◆ GOAL ◆
Report each line of the data that has "oktober" somewhere in it.

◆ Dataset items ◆
★ ★ ★ ★ ★ ★ ★

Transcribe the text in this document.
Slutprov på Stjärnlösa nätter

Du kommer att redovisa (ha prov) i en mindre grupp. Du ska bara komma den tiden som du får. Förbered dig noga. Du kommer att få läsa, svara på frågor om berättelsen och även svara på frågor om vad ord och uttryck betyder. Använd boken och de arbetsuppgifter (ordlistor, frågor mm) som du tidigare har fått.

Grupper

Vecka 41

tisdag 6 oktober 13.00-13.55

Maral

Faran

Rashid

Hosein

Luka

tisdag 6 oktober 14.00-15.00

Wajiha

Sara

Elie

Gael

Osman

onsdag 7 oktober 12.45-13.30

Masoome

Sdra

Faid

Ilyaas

★ ★ ★ ★ ★ ★ ★

◆ SOLVED EXERCISE ◆
tisdag 6 oktober 13.00-13.55
tisdag 6 oktober 14.00-15.00
onsdag 7 oktober 12.45-13.30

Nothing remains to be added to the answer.